## Start Material supplied

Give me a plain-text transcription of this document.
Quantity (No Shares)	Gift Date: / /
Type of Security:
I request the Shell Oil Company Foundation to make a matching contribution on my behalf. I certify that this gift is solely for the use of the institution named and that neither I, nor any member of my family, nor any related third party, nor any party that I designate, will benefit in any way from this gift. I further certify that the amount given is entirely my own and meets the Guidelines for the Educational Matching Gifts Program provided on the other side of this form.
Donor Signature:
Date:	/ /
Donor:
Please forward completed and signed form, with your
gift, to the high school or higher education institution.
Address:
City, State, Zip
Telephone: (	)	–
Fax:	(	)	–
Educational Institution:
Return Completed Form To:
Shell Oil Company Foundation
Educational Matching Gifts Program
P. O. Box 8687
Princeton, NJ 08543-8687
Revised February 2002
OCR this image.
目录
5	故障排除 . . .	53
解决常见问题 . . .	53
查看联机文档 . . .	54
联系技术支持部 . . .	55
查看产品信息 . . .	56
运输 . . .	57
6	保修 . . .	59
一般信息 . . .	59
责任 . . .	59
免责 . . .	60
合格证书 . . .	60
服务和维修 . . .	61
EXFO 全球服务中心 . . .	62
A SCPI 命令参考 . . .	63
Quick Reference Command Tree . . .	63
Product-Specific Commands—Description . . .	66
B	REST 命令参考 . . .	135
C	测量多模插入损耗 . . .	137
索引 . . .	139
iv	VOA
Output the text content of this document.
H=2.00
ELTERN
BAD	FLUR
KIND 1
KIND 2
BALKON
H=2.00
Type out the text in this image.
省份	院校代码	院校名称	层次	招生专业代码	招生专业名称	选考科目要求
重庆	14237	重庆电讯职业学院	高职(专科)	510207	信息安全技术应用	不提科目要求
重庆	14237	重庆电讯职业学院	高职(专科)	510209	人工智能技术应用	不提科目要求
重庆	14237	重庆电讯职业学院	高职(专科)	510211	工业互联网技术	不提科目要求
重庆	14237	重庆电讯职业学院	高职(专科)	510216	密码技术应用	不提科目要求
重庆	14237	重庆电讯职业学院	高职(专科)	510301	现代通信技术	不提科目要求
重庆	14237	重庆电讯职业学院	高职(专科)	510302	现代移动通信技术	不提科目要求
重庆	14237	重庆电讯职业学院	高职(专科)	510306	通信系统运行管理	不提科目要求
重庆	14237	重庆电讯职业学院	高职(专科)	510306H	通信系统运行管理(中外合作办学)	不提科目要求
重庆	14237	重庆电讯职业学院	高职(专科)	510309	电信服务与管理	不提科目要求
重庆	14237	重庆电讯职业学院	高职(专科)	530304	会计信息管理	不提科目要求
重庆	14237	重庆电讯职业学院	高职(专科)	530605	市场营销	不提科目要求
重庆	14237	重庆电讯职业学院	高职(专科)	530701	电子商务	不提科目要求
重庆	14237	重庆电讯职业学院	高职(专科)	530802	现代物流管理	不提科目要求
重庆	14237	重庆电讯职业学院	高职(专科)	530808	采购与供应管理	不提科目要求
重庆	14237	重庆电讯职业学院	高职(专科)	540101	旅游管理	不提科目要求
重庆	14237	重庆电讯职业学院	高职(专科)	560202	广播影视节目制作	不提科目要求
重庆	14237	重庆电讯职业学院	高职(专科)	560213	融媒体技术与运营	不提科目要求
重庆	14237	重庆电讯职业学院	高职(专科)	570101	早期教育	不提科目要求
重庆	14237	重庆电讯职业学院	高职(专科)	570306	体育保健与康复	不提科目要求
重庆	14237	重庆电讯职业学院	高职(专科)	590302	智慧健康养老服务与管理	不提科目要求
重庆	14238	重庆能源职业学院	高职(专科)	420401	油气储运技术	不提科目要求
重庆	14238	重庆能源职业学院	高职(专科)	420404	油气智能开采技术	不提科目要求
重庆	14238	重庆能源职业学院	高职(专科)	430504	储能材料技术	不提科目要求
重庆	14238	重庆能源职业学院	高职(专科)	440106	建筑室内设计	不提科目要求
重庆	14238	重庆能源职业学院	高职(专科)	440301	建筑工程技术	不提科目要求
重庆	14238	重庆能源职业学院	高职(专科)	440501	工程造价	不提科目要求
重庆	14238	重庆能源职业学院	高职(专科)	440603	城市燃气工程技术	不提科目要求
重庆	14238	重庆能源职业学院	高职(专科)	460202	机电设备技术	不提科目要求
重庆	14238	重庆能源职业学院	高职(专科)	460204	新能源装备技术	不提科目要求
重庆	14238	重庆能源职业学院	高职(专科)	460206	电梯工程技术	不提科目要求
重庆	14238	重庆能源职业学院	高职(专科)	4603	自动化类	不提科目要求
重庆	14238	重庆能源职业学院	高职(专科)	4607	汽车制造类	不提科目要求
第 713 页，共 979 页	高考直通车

## End Material supplied

— Challenge —
Would you give the material above again, complete and exact?

— Worked solution —
Give me a plain-text transcription of this document.
Quantity (No Shares)	Gift Date: / /
Type of Security:
I request the Shell Oil Company Foundation to make a matching contribution on my behalf. I certify that this gift is solely for the use of the institution named and that neither I, nor any member of my family, nor any related third party, nor any party that I designate, will benefit in any way from this gift. I further certify that the amount given is entirely my own and meets the Guidelines for the Educational Matching Gifts Program provided on the other side of this form.
Donor Signature:
Date:	/ /
Donor:
Please forward completed and signed form, with your
gift, to the high school or higher education institution.
Address:
City, State, Zip
Telephone: (	)	–
Fax:	(	)	–
Educational Institution:
Return Completed Form To:
Shell Oil Company Foundation
Educational Matching Gifts Program
P. O. Box 8687
Princeton, NJ 08543-8687
Revised February 2002
OCR this image.
目录
5	故障排除 . . .	53
解决常见问题 . . .	53
查看联机文档 . . .	54
联系技术支持部 . . .	55
查看产品信息 . . .	56
运输 . . .	57
6	保修 . . .	59
一般信息 . . .	59
责任 . . .	59
免责 . . .	60
合格证书 . . .	60
服务和维修 . . .	61
EXFO 全球服务中心 . . .	62
A SCPI 命令参考 . . .	63
Quick Reference Command Tree . . .	63
Product-Specific Commands—Description . . .	66
B	REST 命令参考 . . .	135
C	测量多模插入损耗 . . .	137
索引 . . .	139
iv	VOA
Output the text content of this document.
H=2.00
ELTERN
BAD	FLUR
KIND 1
KIND 2
BALKON
H=2.00
Type out the text in this image.
省份	院校代码	院校名称	层次	招生专业代码	招生专业名称	选考科目要求
重庆	14237	重庆电讯职业学院	高职(专科)	510207	信息安全技术应用	不提科目要求
重庆	14237	重庆电讯职业学院	高职(专科)	510209	人工智能技术应用	不提科目要求
重庆	14237	重庆电讯职业学院	高职(专科)	510211	工业互联网技术	不提科目要求
重庆	14237	重庆电讯职业学院	高职(专科)	510216	密码技术应用	不提科目要求
重庆	14237	重庆电讯职业学院	高职(专科)	510301	现代通信技术	不提科目要求
重庆	14237	重庆电讯职业学院	高职(专科)	510302	现代移动通信技术	不提科目要求
重庆	14237	重庆电讯职业学院	高职(专科)	510306	通信系统运行管理	不提科目要求
重庆	14237	重庆电讯职业学院	高职(专科)	510306H	通信系统运行管理(中外合作办学)	不提科目要求
重庆	14237	重庆电讯职业学院	高职(专科)	510309	电信服务与管理	不提科目要求
重庆	14237	重庆电讯职业学院	高职(专科)	530304	会计信息管理	不提科目要求
重庆	14237	重庆电讯职业学院	高职(专科)	530605	市场营销	不提科目要求
重庆	14237	重庆电讯职业学院	高职(专科)	530701	电子商务	不提科目要求
重庆	14237	重庆电讯职业学院	高职(专科)	530802	现代物流管理	不提科目要求
重庆	14237	重庆电讯职业学院	高职(专科)	530808	采购与供应管理	不提科目要求
重庆	14237	重庆电讯职业学院	高职(专科)	540101	旅游管理	不提科目要求
重庆	14237	重庆电讯职业学院	高职(专科)	560202	广播影视节目制作	不提科目要求
重庆	14237	重庆电讯职业学院	高职(专科)	560213	融媒体技术与运营	不提科目要求
重庆	14237	重庆电讯职业学院	高职(专科)	570101	早期教育	不提科目要求
重庆	14237	重庆电讯职业学院	高职(专科)	570306	体育保健与康复	不提科目要求
重庆	14237	重庆电讯职业学院	高职(专科)	590302	智慧健康养老服务与管理	不提科目要求
重庆	14238	重庆能源职业学院	高职(专科)	420401	油气储运技术	不提科目要求
重庆	14238	重庆能源职业学院	高职(专科)	420404	油气智能开采技术	不提科目要求
重庆	14238	重庆能源职业学院	高职(专科)	430504	储能材料技术	不提科目要求
重庆	14238	重庆能源职业学院	高职(专科)	440106	建筑室内设计	不提科目要求
重庆	14238	重庆能源职业学院	高职(专科)	440301	建筑工程技术	不提科目要求
重庆	14238	重庆能源职业学院	高职(专科)	440501	工程造价	不提科目要求
重庆	14238	重庆能源职业学院	高职(专科)	440603	城市燃气工程技术	不提科目要求
重庆	14238	重庆能源职业学院	高职(专科)	460202	机电设备技术	不提科目要求
重庆	14238	重庆能源职业学院	高职(专科)	460204	新能源装备技术	不提科目要求
重庆	14238	重庆能源职业学院	高职(专科)	460206	电梯工程技术	不提科目要求
重庆	14238	重庆能源职业学院	高职(专科)	4603	自动化类	不提科目要求
重庆	14238	重庆能源职业学院	高职(专科)	4607	汽车制造类	不提科目要求
第 713 页，共 979 页	高考直通车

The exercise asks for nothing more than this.